> [Required work]
Substitute "rent-amount" for every "rent-value" in these lines and write them out again with nothing else changed. Leave the pictures out of your answer.

> [Region and label listings]
--
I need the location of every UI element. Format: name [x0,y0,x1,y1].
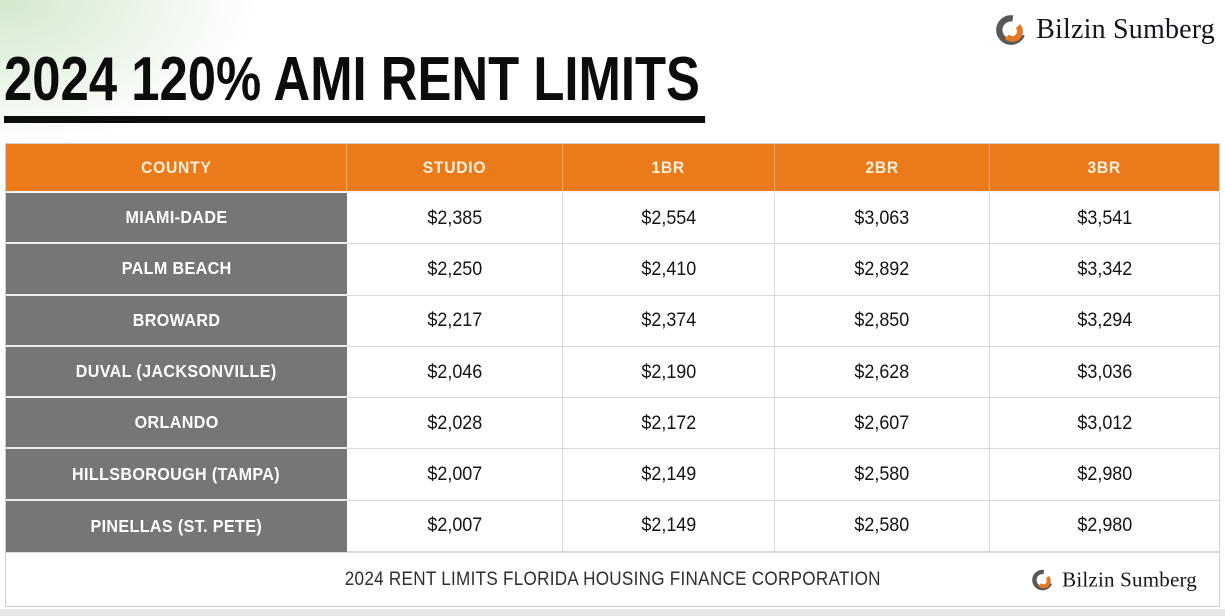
2br-rent-cell: $3,063 [775,193,990,245]
table-footer: 2024 RENT LIMITS FLORIDA HOUSING FINANCE… [6,552,1219,607]
rent-value: $2,149 [641,514,696,537]
1br-rent-cell: $2,374 [563,295,775,347]
rent-value: $2,850 [854,309,910,332]
rent-value: $2,580 [854,463,910,486]
2br-rent-cell: $2,850 [775,295,990,347]
county-label: MIAMI-DADE [125,207,228,228]
rent-value: $2,217 [427,309,482,332]
3br-rent-cell: $3,012 [990,398,1219,450]
table-row: PALM BEACH $2,250 $2,410 $2,892 $3,342 [6,244,1219,296]
rent-value: $2,046 [427,360,482,383]
county-cell: ORLANDO [6,398,347,450]
column-header-label: 3BR [1087,157,1122,177]
2br-rent-cell: $2,580 [775,449,990,501]
brand-logo-footer: Bilzin Sumberg [1030,567,1197,592]
county-cell: DUVAL (JACKSONVILLE) [6,346,347,399]
county-cell: PALM BEACH [6,244,347,296]
rent-value: $2,190 [641,360,696,383]
rent-value: $2,149 [641,463,696,486]
column-header-label: COUNTY [140,157,212,177]
swirl-icon [1032,569,1053,590]
rent-value: $3,012 [1077,411,1132,434]
table-row: PINELLAS (ST. PETE) $2,007 $2,149 $2,580… [6,500,1219,553]
1br-rent-cell: $2,149 [563,449,775,501]
2br-rent-cell: $2,628 [775,346,990,399]
studio-rent-cell: $2,007 [347,449,563,501]
2br-rent-cell: $2,607 [775,398,990,450]
column-header-2br: 2BR [775,144,990,191]
bottom-edge-strip [0,609,1225,616]
county-cell: MIAMI-DADE [6,193,347,245]
brand-name: Bilzin Sumberg [1062,567,1197,592]
studio-rent-cell: $2,007 [347,500,563,553]
column-header-studio: STUDIO [347,144,563,191]
studio-rent-cell: $2,046 [347,346,563,399]
rent-value: $3,036 [1077,360,1132,383]
rent-value: $2,007 [427,514,482,537]
rent-value: $2,374 [641,309,696,332]
1br-rent-cell: $2,554 [563,193,775,245]
rent-value: $2,172 [641,411,696,434]
county-cell: BROWARD [6,295,347,347]
brand-logo-top: Bilzin Sumberg [993,12,1215,48]
studio-rent-cell: $2,250 [347,244,563,296]
column-header-label: STUDIO [422,157,487,177]
rent-value: $3,063 [854,206,910,229]
2br-rent-cell: $2,580 [775,500,990,553]
rent-limits-table: COUNTY STUDIO 1BR 2BR 3BR MIAMI-DADE $2,… [5,143,1220,608]
rent-value: $2,385 [427,206,482,229]
rent-value: $2,628 [854,360,910,383]
rent-value: $2,007 [427,463,482,486]
3br-rent-cell: $2,980 [990,500,1219,553]
1br-rent-cell: $2,410 [563,244,775,296]
3br-rent-cell: $2,980 [990,449,1219,501]
source-caption: 2024 RENT LIMITS FLORIDA HOUSING FINANCE… [344,568,881,590]
column-header-county: COUNTY [6,144,347,191]
rent-value: $2,028 [427,411,482,434]
brand-name: Bilzin Sumberg [1036,14,1215,45]
rent-value: $2,580 [854,514,910,537]
county-label: PINELLAS (ST. PETE) [90,515,263,536]
county-cell: HILLSBOROUGH (TAMPA) [6,449,347,501]
studio-rent-cell: $2,385 [347,193,563,245]
rent-value: $3,541 [1077,206,1132,229]
table-header-row: COUNTY STUDIO 1BR 2BR 3BR [6,144,1219,193]
county-label: PALM BEACH [121,258,232,279]
studio-rent-cell: $2,028 [347,398,563,450]
table-row: MIAMI-DADE $2,385 $2,554 $3,063 $3,541 [6,193,1219,245]
column-header-1br: 1BR [563,144,775,191]
rent-value: $2,250 [427,257,482,280]
table-row: BROWARD $2,217 $2,374 $2,850 $3,294 [6,295,1219,347]
page-title: 2024 120% AMI RENT LIMITS [4,48,705,124]
3br-rent-cell: $3,294 [990,295,1219,347]
3br-rent-cell: $3,036 [990,346,1219,399]
rent-value: $2,980 [1077,514,1132,537]
rent-value: $2,554 [641,206,696,229]
county-label: DUVAL (JACKSONVILLE) [76,361,277,382]
rent-value: $3,342 [1077,257,1132,280]
rent-value: $2,607 [854,411,910,434]
table-row: DUVAL (JACKSONVILLE) $2,046 $2,190 $2,62… [6,346,1219,399]
county-label: HILLSBOROUGH (TAMPA) [72,463,281,484]
county-label: ORLANDO [134,412,219,433]
table-row: ORLANDO $2,028 $2,172 $2,607 $3,012 [6,398,1219,450]
swirl-icon [996,15,1027,45]
rent-value: $2,980 [1077,463,1132,486]
table-row: HILLSBOROUGH (TAMPA) $2,007 $2,149 $2,58… [6,449,1219,501]
3br-rent-cell: $3,541 [990,193,1219,245]
rent-value: $2,410 [641,257,696,280]
1br-rent-cell: $2,172 [563,398,775,450]
column-header-label: 2BR [865,157,899,177]
rent-value: $3,294 [1077,309,1132,332]
3br-rent-cell: $3,342 [990,244,1219,296]
1br-rent-cell: $2,190 [563,346,775,399]
2br-rent-cell: $2,892 [775,244,990,296]
county-label: BROWARD [132,309,221,330]
county-cell: PINELLAS (ST. PETE) [6,500,347,553]
studio-rent-cell: $2,217 [347,295,563,347]
rent-value: $2,892 [854,257,910,280]
column-header-label: 1BR [651,157,686,177]
column-header-3br: 3BR [990,144,1219,191]
1br-rent-cell: $2,149 [563,500,775,553]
--
> [Result of the exercise]
I need the location of every UI element. Format: name [x0,y0,x1,y1].
2br-rent-cell: $3,063 [775,193,990,245]
table-footer: 2024 RENT LIMITS FLORIDA HOUSING FINANCE… [6,552,1219,607]
rent-amount: $2,149 [641,514,696,537]
1br-rent-cell: $2,374 [563,295,775,347]
rent-amount: $2,850 [854,309,910,332]
rent-amount: $2,580 [854,463,910,486]
2br-rent-cell: $2,850 [775,295,990,347]
county-label: MIAMI-DADE [125,207,228,228]
rent-amount: $2,217 [427,309,482,332]
3br-rent-cell: $3,012 [990,398,1219,450]
table-row: PALM BEACH $2,250 $2,410 $2,892 $3,342 [6,244,1219,296]
rent-amount: $2,046 [427,360,482,383]
county-cell: ORLANDO [6,398,347,450]
column-header-label: 3BR [1087,157,1122,177]
2br-rent-cell: $2,580 [775,449,990,501]
brand-logo-footer: Bilzin Sumberg [1030,567,1197,592]
county-cell: DUVAL (JACKSONVILLE) [6,346,347,399]
county-cell: PALM BEACH [6,244,347,296]
rent-amount: $2,190 [641,360,696,383]
rent-amount: $2,149 [641,463,696,486]
column-header-label: COUNTY [140,157,212,177]
swirl-icon [1032,569,1053,590]
rent-amount: $3,012 [1077,411,1132,434]
table-row: PINELLAS (ST. PETE) $2,007 $2,149 $2,580… [6,500,1219,553]
1br-rent-cell: $2,149 [563,449,775,501]
2br-rent-cell: $2,628 [775,346,990,399]
studio-rent-cell: $2,007 [347,449,563,501]
2br-rent-cell: $2,607 [775,398,990,450]
column-header-2br: 2BR [775,144,990,191]
bottom-edge-strip [0,609,1225,616]
county-cell: MIAMI-DADE [6,193,347,245]
brand-name: Bilzin Sumberg [1062,567,1197,592]
studio-rent-cell: $2,007 [347,500,563,553]
column-header-studio: STUDIO [347,144,563,191]
studio-rent-cell: $2,046 [347,346,563,399]
rent-amount: $3,036 [1077,360,1132,383]
rent-amount: $2,007 [427,514,482,537]
rent-amount: $2,374 [641,309,696,332]
1br-rent-cell: $2,554 [563,193,775,245]
rent-amount: $2,172 [641,411,696,434]
county-cell: BROWARD [6,295,347,347]
brand-logo-top: Bilzin Sumberg [993,12,1215,48]
studio-rent-cell: $2,250 [347,244,563,296]
column-header-label: STUDIO [422,157,487,177]
rent-amount: $3,063 [854,206,910,229]
2br-rent-cell: $2,580 [775,500,990,553]
rent-limits-table: COUNTY STUDIO 1BR 2BR 3BR MIAMI-DADE $2,… [5,143,1220,608]
rent-amount: $2,385 [427,206,482,229]
rent-amount: $2,628 [854,360,910,383]
rent-amount: $2,007 [427,463,482,486]
3br-rent-cell: $2,980 [990,500,1219,553]
1br-rent-cell: $2,410 [563,244,775,296]
3br-rent-cell: $2,980 [990,449,1219,501]
source-caption: 2024 RENT LIMITS FLORIDA HOUSING FINANCE… [344,568,881,590]
column-header-county: COUNTY [6,144,347,191]
rent-amount: $2,028 [427,411,482,434]
brand-name: Bilzin Sumberg [1036,14,1215,45]
rent-amount: $2,580 [854,514,910,537]
county-label: PINELLAS (ST. PETE) [90,515,263,536]
county-cell: HILLSBOROUGH (TAMPA) [6,449,347,501]
studio-rent-cell: $2,385 [347,193,563,245]
rent-amount: $3,541 [1077,206,1132,229]
table-header-row: COUNTY STUDIO 1BR 2BR 3BR [6,144,1219,193]
county-label: PALM BEACH [121,258,232,279]
studio-rent-cell: $2,028 [347,398,563,450]
table-row: MIAMI-DADE $2,385 $2,554 $3,063 $3,541 [6,193,1219,245]
column-header-1br: 1BR [563,144,775,191]
rent-amount: $2,250 [427,257,482,280]
table-row: BROWARD $2,217 $2,374 $2,850 $3,294 [6,295,1219,347]
page-title: 2024 120% AMI RENT LIMITS [4,48,705,124]
3br-rent-cell: $3,294 [990,295,1219,347]
3br-rent-cell: $3,036 [990,346,1219,399]
rent-amount: $2,980 [1077,514,1132,537]
rent-amount: $2,554 [641,206,696,229]
county-label: DUVAL (JACKSONVILLE) [76,361,277,382]
rent-amount: $3,342 [1077,257,1132,280]
rent-amount: $2,607 [854,411,910,434]
table-row: DUVAL (JACKSONVILLE) $2,046 $2,190 $2,62… [6,346,1219,399]
county-label: HILLSBOROUGH (TAMPA) [72,463,281,484]
county-label: ORLANDO [134,412,219,433]
table-row: ORLANDO $2,028 $2,172 $2,607 $3,012 [6,398,1219,450]
swirl-icon [996,15,1027,45]
rent-amount: $2,980 [1077,463,1132,486]
table-row: HILLSBOROUGH (TAMPA) $2,007 $2,149 $2,58… [6,449,1219,501]
3br-rent-cell: $3,541 [990,193,1219,245]
rent-amount: $2,410 [641,257,696,280]
1br-rent-cell: $2,172 [563,398,775,450]
column-header-label: 2BR [865,157,899,177]
rent-amount: $3,294 [1077,309,1132,332]
3br-rent-cell: $3,342 [990,244,1219,296]
1br-rent-cell: $2,190 [563,346,775,399]
2br-rent-cell: $2,892 [775,244,990,296]
county-label: BROWARD [132,309,221,330]
county-cell: PINELLAS (ST. PETE) [6,500,347,553]
studio-rent-cell: $2,217 [347,295,563,347]
rent-amount: $2,892 [854,257,910,280]
column-header-label: 1BR [651,157,686,177]
column-header-3br: 3BR [990,144,1219,191]
1br-rent-cell: $2,149 [563,500,775,553]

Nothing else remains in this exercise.